Work instructions: Pull out every line of the listing below where "this" appears.

Entries supplied:
::::

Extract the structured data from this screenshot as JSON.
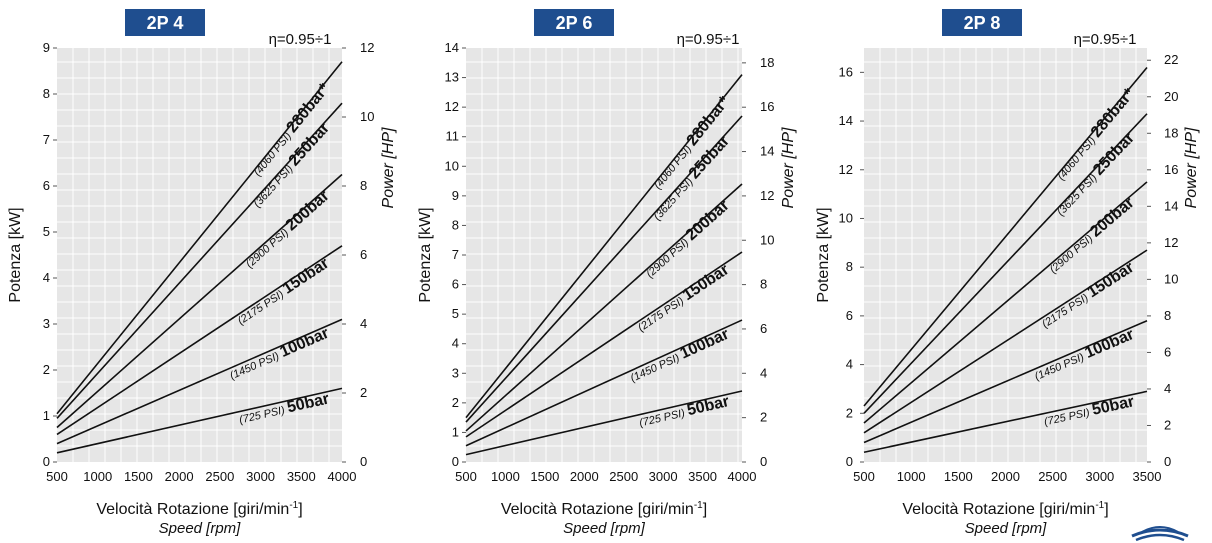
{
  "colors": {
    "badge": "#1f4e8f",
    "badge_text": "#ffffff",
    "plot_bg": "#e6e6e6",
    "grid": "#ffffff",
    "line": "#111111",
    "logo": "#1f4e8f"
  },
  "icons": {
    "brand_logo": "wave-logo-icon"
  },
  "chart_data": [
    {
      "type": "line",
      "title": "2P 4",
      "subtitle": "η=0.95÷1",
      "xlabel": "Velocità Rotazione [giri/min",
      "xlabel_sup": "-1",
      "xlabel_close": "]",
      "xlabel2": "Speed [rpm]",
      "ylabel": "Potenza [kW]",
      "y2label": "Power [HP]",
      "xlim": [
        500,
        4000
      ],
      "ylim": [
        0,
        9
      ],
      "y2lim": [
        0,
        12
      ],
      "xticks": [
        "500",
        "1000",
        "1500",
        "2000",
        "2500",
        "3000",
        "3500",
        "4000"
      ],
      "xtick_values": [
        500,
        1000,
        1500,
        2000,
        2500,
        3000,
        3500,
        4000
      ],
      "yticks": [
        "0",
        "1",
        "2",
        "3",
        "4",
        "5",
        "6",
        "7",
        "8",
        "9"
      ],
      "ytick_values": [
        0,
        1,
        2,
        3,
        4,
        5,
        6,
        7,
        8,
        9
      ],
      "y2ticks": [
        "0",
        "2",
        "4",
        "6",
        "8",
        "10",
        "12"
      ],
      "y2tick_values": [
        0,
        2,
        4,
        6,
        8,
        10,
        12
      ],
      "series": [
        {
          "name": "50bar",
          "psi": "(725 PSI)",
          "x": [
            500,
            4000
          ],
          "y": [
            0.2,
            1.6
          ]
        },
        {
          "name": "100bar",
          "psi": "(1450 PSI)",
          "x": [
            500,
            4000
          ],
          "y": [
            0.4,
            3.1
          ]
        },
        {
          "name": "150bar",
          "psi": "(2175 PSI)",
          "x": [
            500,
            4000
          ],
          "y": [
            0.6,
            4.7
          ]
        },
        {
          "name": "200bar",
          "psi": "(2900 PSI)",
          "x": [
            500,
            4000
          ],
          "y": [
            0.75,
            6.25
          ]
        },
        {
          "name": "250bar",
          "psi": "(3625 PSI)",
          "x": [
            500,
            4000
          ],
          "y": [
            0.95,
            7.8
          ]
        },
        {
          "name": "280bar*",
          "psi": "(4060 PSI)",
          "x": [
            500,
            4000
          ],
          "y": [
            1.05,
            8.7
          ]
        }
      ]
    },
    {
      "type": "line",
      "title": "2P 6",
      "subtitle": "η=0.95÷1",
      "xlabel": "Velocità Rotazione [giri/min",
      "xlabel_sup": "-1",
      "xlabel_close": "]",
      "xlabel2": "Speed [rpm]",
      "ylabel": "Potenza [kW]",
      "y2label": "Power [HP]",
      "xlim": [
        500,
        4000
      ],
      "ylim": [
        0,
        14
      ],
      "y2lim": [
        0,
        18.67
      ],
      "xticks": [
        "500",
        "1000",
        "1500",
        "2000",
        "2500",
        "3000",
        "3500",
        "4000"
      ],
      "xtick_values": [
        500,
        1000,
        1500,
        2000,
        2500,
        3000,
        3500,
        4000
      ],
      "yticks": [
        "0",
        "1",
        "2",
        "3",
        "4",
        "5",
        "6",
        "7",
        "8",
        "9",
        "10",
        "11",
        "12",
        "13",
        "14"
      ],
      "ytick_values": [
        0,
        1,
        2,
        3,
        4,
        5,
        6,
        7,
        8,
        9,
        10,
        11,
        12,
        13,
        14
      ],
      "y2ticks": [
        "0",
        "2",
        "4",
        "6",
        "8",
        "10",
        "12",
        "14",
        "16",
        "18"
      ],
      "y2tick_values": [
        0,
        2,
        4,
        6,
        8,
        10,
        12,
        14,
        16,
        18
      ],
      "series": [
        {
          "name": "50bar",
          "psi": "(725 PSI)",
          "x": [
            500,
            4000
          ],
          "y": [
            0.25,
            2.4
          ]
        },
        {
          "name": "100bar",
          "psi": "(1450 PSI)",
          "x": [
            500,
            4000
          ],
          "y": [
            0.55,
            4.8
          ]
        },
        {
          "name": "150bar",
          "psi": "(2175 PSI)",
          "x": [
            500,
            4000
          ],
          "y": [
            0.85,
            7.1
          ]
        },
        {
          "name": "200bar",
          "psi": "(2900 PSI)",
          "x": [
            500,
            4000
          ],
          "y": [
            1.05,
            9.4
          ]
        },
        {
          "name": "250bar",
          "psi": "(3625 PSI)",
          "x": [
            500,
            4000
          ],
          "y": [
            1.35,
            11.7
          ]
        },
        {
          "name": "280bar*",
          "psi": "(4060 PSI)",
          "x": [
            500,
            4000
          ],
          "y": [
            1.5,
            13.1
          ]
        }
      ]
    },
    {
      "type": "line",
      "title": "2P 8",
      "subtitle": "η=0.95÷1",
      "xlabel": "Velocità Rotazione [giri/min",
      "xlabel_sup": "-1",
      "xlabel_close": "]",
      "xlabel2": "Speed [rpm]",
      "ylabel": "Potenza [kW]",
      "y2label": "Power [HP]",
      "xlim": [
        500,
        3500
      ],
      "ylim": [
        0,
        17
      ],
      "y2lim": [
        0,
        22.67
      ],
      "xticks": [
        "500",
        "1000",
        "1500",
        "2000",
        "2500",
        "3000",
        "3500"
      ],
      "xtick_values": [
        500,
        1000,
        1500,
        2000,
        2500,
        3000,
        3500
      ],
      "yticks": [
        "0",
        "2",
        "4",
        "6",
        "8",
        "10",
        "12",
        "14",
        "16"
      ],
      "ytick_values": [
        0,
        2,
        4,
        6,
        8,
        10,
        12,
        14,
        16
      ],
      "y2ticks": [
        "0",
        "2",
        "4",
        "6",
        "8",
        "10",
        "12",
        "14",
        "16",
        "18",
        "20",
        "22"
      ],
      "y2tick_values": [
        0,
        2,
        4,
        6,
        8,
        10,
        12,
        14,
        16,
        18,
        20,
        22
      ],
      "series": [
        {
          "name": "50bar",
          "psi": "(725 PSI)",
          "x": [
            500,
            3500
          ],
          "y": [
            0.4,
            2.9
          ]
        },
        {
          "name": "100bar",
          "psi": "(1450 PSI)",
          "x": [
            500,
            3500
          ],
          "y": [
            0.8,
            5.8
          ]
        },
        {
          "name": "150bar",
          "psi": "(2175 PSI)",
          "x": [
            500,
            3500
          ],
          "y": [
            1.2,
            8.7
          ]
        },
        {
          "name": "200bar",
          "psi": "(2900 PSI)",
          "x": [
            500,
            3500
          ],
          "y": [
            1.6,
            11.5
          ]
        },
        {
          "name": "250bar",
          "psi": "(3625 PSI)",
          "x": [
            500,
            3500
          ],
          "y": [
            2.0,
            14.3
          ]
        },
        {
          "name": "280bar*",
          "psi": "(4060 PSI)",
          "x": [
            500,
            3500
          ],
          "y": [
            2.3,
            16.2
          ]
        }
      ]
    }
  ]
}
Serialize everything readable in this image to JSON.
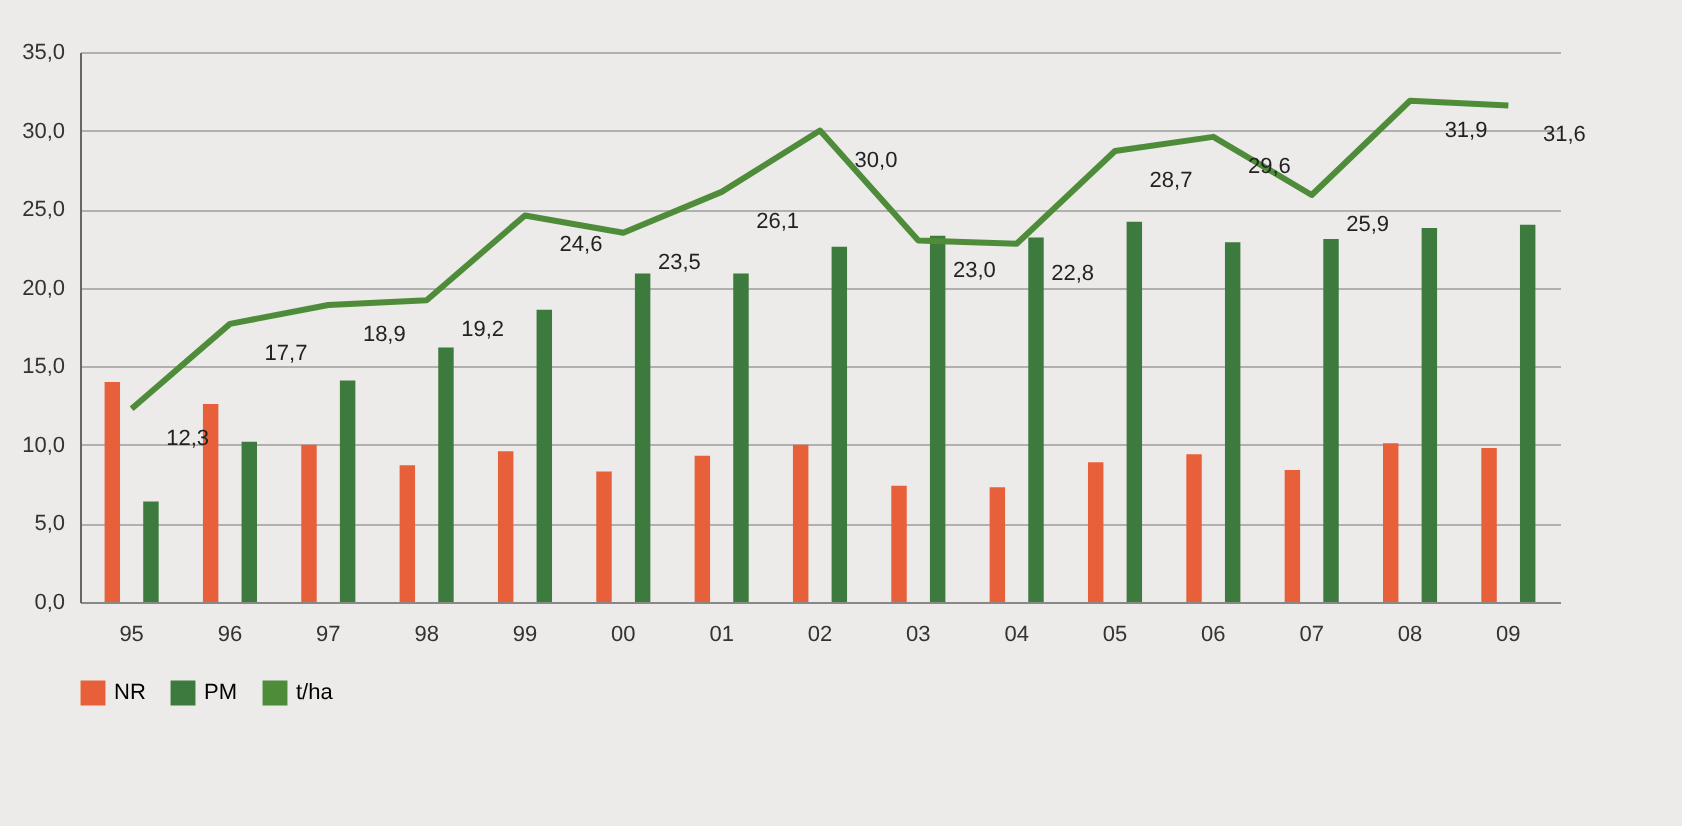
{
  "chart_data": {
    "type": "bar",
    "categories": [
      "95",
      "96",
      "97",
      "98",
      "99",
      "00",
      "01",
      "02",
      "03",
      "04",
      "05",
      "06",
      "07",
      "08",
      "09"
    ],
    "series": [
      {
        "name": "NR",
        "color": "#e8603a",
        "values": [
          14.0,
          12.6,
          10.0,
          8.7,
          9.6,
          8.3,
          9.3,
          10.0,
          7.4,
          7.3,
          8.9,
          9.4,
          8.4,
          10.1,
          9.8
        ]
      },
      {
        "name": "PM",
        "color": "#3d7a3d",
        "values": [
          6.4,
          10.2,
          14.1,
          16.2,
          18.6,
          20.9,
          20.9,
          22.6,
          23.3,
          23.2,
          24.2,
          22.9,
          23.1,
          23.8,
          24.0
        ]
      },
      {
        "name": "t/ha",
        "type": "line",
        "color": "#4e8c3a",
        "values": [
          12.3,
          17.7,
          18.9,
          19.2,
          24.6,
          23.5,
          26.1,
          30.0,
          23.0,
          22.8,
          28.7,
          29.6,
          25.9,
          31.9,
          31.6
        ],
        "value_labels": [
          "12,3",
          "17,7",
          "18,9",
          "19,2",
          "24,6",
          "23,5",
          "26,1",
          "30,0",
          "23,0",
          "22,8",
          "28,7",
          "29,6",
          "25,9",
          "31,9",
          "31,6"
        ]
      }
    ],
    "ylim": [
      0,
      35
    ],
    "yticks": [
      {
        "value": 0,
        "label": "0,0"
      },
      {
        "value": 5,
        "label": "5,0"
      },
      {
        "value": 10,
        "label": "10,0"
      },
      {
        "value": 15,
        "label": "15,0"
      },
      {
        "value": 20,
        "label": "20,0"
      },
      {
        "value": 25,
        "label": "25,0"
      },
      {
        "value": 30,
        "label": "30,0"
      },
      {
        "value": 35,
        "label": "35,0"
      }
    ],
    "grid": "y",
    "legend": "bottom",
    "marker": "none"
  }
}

::::

Solved exercise:
Extract the structured data from this screenshot as JSON.
Serialize everything readable in this image to JSON.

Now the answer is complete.